Material for this exercise:
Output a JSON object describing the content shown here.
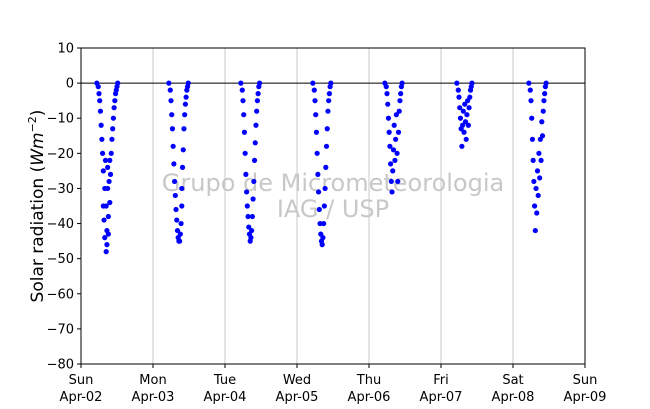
{
  "chart_data": {
    "type": "scatter",
    "title": "",
    "xlabel": "",
    "ylabel": "Solar radiation (Wm^-2)",
    "ylabel_parts": {
      "prefix": "Solar radiation (",
      "unit_base": "Wm",
      "unit_exponent": "−2",
      "suffix": ")"
    },
    "ylim": [
      -80,
      10
    ],
    "yticks": [
      "10",
      "0",
      "−10",
      "−20",
      "−30",
      "−40",
      "−50",
      "−60",
      "−70",
      "−80"
    ],
    "ytick_values": [
      10,
      0,
      -10,
      -20,
      -30,
      -40,
      -50,
      -60,
      -70,
      -80
    ],
    "xlim_days": [
      0,
      7
    ],
    "xticks": [
      {
        "day": 0,
        "weekday": "Sun",
        "date": "Apr-02"
      },
      {
        "day": 1,
        "weekday": "Mon",
        "date": "Apr-03"
      },
      {
        "day": 2,
        "weekday": "Tue",
        "date": "Apr-04"
      },
      {
        "day": 3,
        "weekday": "Wed",
        "date": "Apr-05"
      },
      {
        "day": 4,
        "weekday": "Thu",
        "date": "Apr-06"
      },
      {
        "day": 5,
        "weekday": "Fri",
        "date": "Apr-07"
      },
      {
        "day": 6,
        "weekday": "Sat",
        "date": "Apr-08"
      },
      {
        "day": 7,
        "weekday": "Sun",
        "date": "Apr-09"
      }
    ],
    "grid": "x",
    "zero_line": 0,
    "marker_color": "#0000ff",
    "watermark": [
      "Grupo de Micrometeorologia",
      "IAG / USP"
    ],
    "daily_minima": [
      {
        "date": "Apr-02",
        "min": -48
      },
      {
        "date": "Apr-03",
        "min": -45
      },
      {
        "date": "Apr-04",
        "min": -45
      },
      {
        "date": "Apr-05",
        "min": -46
      },
      {
        "date": "Apr-06",
        "min": -31
      },
      {
        "date": "Apr-07",
        "min": -18
      },
      {
        "date": "Apr-08",
        "min": -42
      }
    ],
    "series": [
      {
        "name": "",
        "points": [
          [
            0.22,
            0
          ],
          [
            0.24,
            -1
          ],
          [
            0.25,
            -3
          ],
          [
            0.26,
            -5
          ],
          [
            0.27,
            -8
          ],
          [
            0.28,
            -12
          ],
          [
            0.29,
            -16
          ],
          [
            0.3,
            -20
          ],
          [
            0.31,
            -25
          ],
          [
            0.31,
            -35
          ],
          [
            0.32,
            -39
          ],
          [
            0.33,
            -44
          ],
          [
            0.33,
            -30
          ],
          [
            0.34,
            -22
          ],
          [
            0.35,
            -35
          ],
          [
            0.35,
            -48
          ],
          [
            0.36,
            -46
          ],
          [
            0.36,
            -42
          ],
          [
            0.37,
            -30
          ],
          [
            0.37,
            -24
          ],
          [
            0.38,
            -38
          ],
          [
            0.38,
            -43
          ],
          [
            0.39,
            -28
          ],
          [
            0.4,
            -22
          ],
          [
            0.4,
            -34
          ],
          [
            0.41,
            -26
          ],
          [
            0.42,
            -20
          ],
          [
            0.43,
            -16
          ],
          [
            0.44,
            -13
          ],
          [
            0.45,
            -10
          ],
          [
            0.46,
            -7
          ],
          [
            0.47,
            -5
          ],
          [
            0.48,
            -3
          ],
          [
            0.49,
            -2
          ],
          [
            0.5,
            -1
          ],
          [
            0.51,
            0
          ],
          [
            1.22,
            0
          ],
          [
            1.24,
            -2
          ],
          [
            1.25,
            -5
          ],
          [
            1.26,
            -9
          ],
          [
            1.27,
            -13
          ],
          [
            1.28,
            -18
          ],
          [
            1.29,
            -23
          ],
          [
            1.3,
            -28
          ],
          [
            1.31,
            -32
          ],
          [
            1.32,
            -36
          ],
          [
            1.33,
            -39
          ],
          [
            1.34,
            -42
          ],
          [
            1.35,
            -44
          ],
          [
            1.36,
            -45
          ],
          [
            1.37,
            -45
          ],
          [
            1.38,
            -43
          ],
          [
            1.39,
            -40
          ],
          [
            1.4,
            -35
          ],
          [
            1.4,
            -30
          ],
          [
            1.41,
            -24
          ],
          [
            1.42,
            -19
          ],
          [
            1.43,
            -13
          ],
          [
            1.44,
            -9
          ],
          [
            1.45,
            -6
          ],
          [
            1.46,
            -4
          ],
          [
            1.47,
            -2
          ],
          [
            1.48,
            -1
          ],
          [
            1.49,
            0
          ],
          [
            2.22,
            0
          ],
          [
            2.24,
            -2
          ],
          [
            2.25,
            -5
          ],
          [
            2.26,
            -9
          ],
          [
            2.27,
            -14
          ],
          [
            2.28,
            -20
          ],
          [
            2.29,
            -26
          ],
          [
            2.3,
            -31
          ],
          [
            2.31,
            -35
          ],
          [
            2.32,
            -38
          ],
          [
            2.33,
            -41
          ],
          [
            2.34,
            -43
          ],
          [
            2.35,
            -45
          ],
          [
            2.36,
            -44
          ],
          [
            2.37,
            -42
          ],
          [
            2.38,
            -38
          ],
          [
            2.39,
            -33
          ],
          [
            2.4,
            -28
          ],
          [
            2.41,
            -22
          ],
          [
            2.42,
            -17
          ],
          [
            2.43,
            -12
          ],
          [
            2.44,
            -8
          ],
          [
            2.45,
            -5
          ],
          [
            2.46,
            -3
          ],
          [
            2.47,
            -1
          ],
          [
            2.48,
            0
          ],
          [
            3.22,
            0
          ],
          [
            3.24,
            -2
          ],
          [
            3.25,
            -5
          ],
          [
            3.26,
            -9
          ],
          [
            3.27,
            -14
          ],
          [
            3.28,
            -20
          ],
          [
            3.29,
            -26
          ],
          [
            3.3,
            -31
          ],
          [
            3.31,
            -36
          ],
          [
            3.32,
            -40
          ],
          [
            3.33,
            -43
          ],
          [
            3.34,
            -45
          ],
          [
            3.35,
            -46
          ],
          [
            3.36,
            -44
          ],
          [
            3.37,
            -40
          ],
          [
            3.38,
            -35
          ],
          [
            3.39,
            -30
          ],
          [
            3.4,
            -24
          ],
          [
            3.41,
            -18
          ],
          [
            3.42,
            -13
          ],
          [
            3.43,
            -8
          ],
          [
            3.44,
            -5
          ],
          [
            3.45,
            -3
          ],
          [
            3.46,
            -1
          ],
          [
            3.47,
            0
          ],
          [
            4.22,
            0
          ],
          [
            4.24,
            -1
          ],
          [
            4.25,
            -3
          ],
          [
            4.26,
            -6
          ],
          [
            4.27,
            -10
          ],
          [
            4.28,
            -14
          ],
          [
            4.29,
            -18
          ],
          [
            4.3,
            -23
          ],
          [
            4.31,
            -28
          ],
          [
            4.32,
            -31
          ],
          [
            4.33,
            -25
          ],
          [
            4.34,
            -19
          ],
          [
            4.35,
            -12
          ],
          [
            4.36,
            -22
          ],
          [
            4.37,
            -16
          ],
          [
            4.38,
            -9
          ],
          [
            4.39,
            -20
          ],
          [
            4.4,
            -28
          ],
          [
            4.41,
            -14
          ],
          [
            4.42,
            -8
          ],
          [
            4.43,
            -5
          ],
          [
            4.44,
            -3
          ],
          [
            4.45,
            -1
          ],
          [
            4.46,
            0
          ],
          [
            5.22,
            0
          ],
          [
            5.24,
            -2
          ],
          [
            5.25,
            -4
          ],
          [
            5.26,
            -7
          ],
          [
            5.27,
            -10
          ],
          [
            5.28,
            -13
          ],
          [
            5.29,
            -18
          ],
          [
            5.3,
            -12
          ],
          [
            5.31,
            -8
          ],
          [
            5.32,
            -14
          ],
          [
            5.33,
            -6
          ],
          [
            5.34,
            -11
          ],
          [
            5.35,
            -16
          ],
          [
            5.36,
            -9
          ],
          [
            5.37,
            -5
          ],
          [
            5.38,
            -12
          ],
          [
            5.39,
            -7
          ],
          [
            5.4,
            -4
          ],
          [
            5.41,
            -2
          ],
          [
            5.42,
            -1
          ],
          [
            5.43,
            0
          ],
          [
            6.22,
            0
          ],
          [
            6.24,
            -2
          ],
          [
            6.25,
            -5
          ],
          [
            6.26,
            -10
          ],
          [
            6.27,
            -16
          ],
          [
            6.28,
            -22
          ],
          [
            6.29,
            -28
          ],
          [
            6.3,
            -35
          ],
          [
            6.31,
            -42
          ],
          [
            6.32,
            -30
          ],
          [
            6.33,
            -37
          ],
          [
            6.34,
            -25
          ],
          [
            6.35,
            -32
          ],
          [
            6.36,
            -20
          ],
          [
            6.37,
            -27
          ],
          [
            6.38,
            -16
          ],
          [
            6.39,
            -22
          ],
          [
            6.4,
            -11
          ],
          [
            6.41,
            -15
          ],
          [
            6.42,
            -8
          ],
          [
            6.43,
            -5
          ],
          [
            6.44,
            -3
          ],
          [
            6.45,
            -1
          ],
          [
            6.46,
            0
          ]
        ]
      }
    ]
  }
}
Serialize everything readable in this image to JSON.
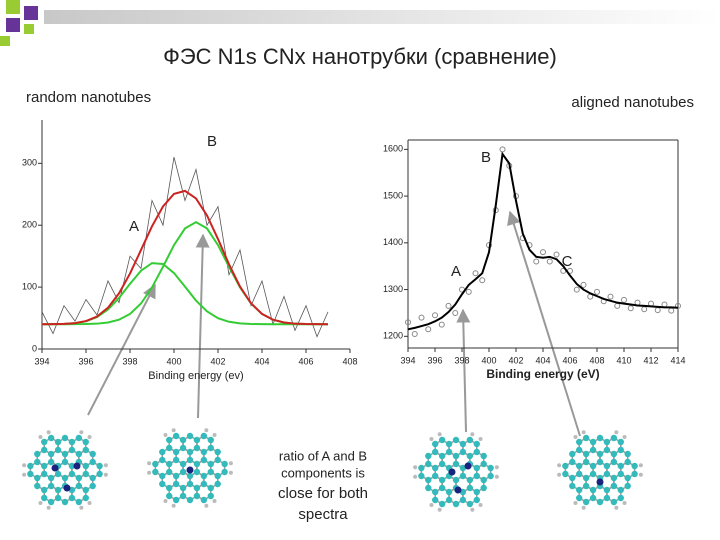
{
  "title": "ФЭС N1s CNx нанотрубки (сравнение)",
  "left_label": "random nanotubes",
  "right_label": "aligned nanotubes",
  "note": [
    "ratio of A and B",
    "components is",
    "close for both",
    "spectra"
  ],
  "chart_data": [
    {
      "type": "line",
      "xlabel": "Binding energy (ev)",
      "xlim": [
        394,
        408
      ],
      "xticks": [
        394,
        396,
        398,
        400,
        402,
        404,
        406,
        408
      ],
      "ylim": [
        0,
        370
      ],
      "yticks": [
        0,
        100,
        200,
        300
      ],
      "annotations": [
        "A",
        "B"
      ],
      "x": [
        394,
        394.5,
        395,
        395.5,
        396,
        396.5,
        397,
        397.5,
        398,
        398.5,
        399,
        399.5,
        400,
        400.5,
        401,
        401.5,
        402,
        402.5,
        403,
        403.5,
        404,
        404.5,
        405,
        405.5,
        406,
        406.5,
        407
      ],
      "series": [
        {
          "color": "#555555",
          "values": [
            60,
            25,
            70,
            45,
            80,
            55,
            110,
            75,
            150,
            130,
            240,
            200,
            310,
            240,
            290,
            200,
            230,
            120,
            160,
            70,
            110,
            40,
            85,
            30,
            70,
            20,
            60
          ]
        },
        {
          "color": "#33cc33",
          "values": [
            40,
            40.1,
            40.5,
            41.7,
            44.8,
            51.6,
            63.9,
            82.5,
            105.3,
            126.5,
            138.8,
            137.4,
            122.7,
            100.7,
            78.3,
            60.9,
            49.8,
            44,
            41.4,
            40.4,
            40.1,
            40,
            40,
            40,
            40,
            40,
            40
          ]
        },
        {
          "color": "#33cc33",
          "values": [
            40,
            40,
            40,
            40.1,
            40.3,
            40.9,
            42.8,
            47.3,
            56.6,
            73.5,
            99.5,
            132.9,
            167.9,
            194.8,
            205,
            194.8,
            167.9,
            132.9,
            99.5,
            73.5,
            56.6,
            47.3,
            42.8,
            40.9,
            40.3,
            40.1,
            40
          ]
        },
        {
          "color": "#cc2222",
          "values": [
            40,
            40.1,
            40.5,
            41.8,
            45.1,
            52.5,
            66.7,
            89.8,
            121.9,
            160,
            198.3,
            230.3,
            250.6,
            255.5,
            243.3,
            215.7,
            177.7,
            136.9,
            100.9,
            73.9,
            56.7,
            47.3,
            42.8,
            40.9,
            40.3,
            40.1,
            40
          ]
        }
      ]
    },
    {
      "type": "line",
      "xlabel": "Binding energy (eV)",
      "xlim": [
        394,
        414
      ],
      "xticks": [
        394,
        396,
        398,
        400,
        402,
        404,
        406,
        408,
        410,
        412,
        414
      ],
      "ylim": [
        1175,
        1620
      ],
      "yticks": [
        1200,
        1300,
        1400,
        1500,
        1600
      ],
      "annotations": [
        "B",
        "A",
        "C"
      ],
      "x": [
        394,
        394.5,
        395,
        395.5,
        396,
        396.5,
        397,
        397.5,
        398,
        398.5,
        399,
        399.5,
        400,
        400.5,
        401,
        401.5,
        402,
        402.5,
        403,
        403.5,
        404,
        404.5,
        405,
        405.5,
        406,
        406.5,
        407,
        407.5,
        408,
        408.5,
        409,
        409.5,
        410,
        410.5,
        411,
        411.5,
        412,
        412.5,
        413,
        413.5,
        414
      ],
      "series": [
        {
          "color": "#888888",
          "mode": "markers",
          "values": [
            1230,
            1205,
            1240,
            1215,
            1245,
            1225,
            1265,
            1250,
            1300,
            1295,
            1335,
            1320,
            1395,
            1470,
            1600,
            1565,
            1500,
            1410,
            1395,
            1360,
            1380,
            1360,
            1375,
            1340,
            1340,
            1300,
            1310,
            1285,
            1295,
            1275,
            1285,
            1265,
            1278,
            1260,
            1272,
            1258,
            1270,
            1256,
            1268,
            1255,
            1265
          ]
        },
        {
          "color": "#000000",
          "values": [
            1215,
            1218,
            1222,
            1226,
            1232,
            1240,
            1252,
            1268,
            1290,
            1310,
            1322,
            1335,
            1380,
            1480,
            1590,
            1570,
            1490,
            1420,
            1385,
            1370,
            1368,
            1370,
            1365,
            1350,
            1330,
            1312,
            1300,
            1292,
            1286,
            1280,
            1276,
            1272,
            1270,
            1268,
            1266,
            1265,
            1264,
            1263,
            1262,
            1262,
            1261
          ]
        }
      ]
    }
  ]
}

Task requirements: Find the lines above holding the word "Binding" and show them.

Expected answer:
      "xlabel": "Binding energy (ev)",
      "xlabel": "Binding energy (eV)",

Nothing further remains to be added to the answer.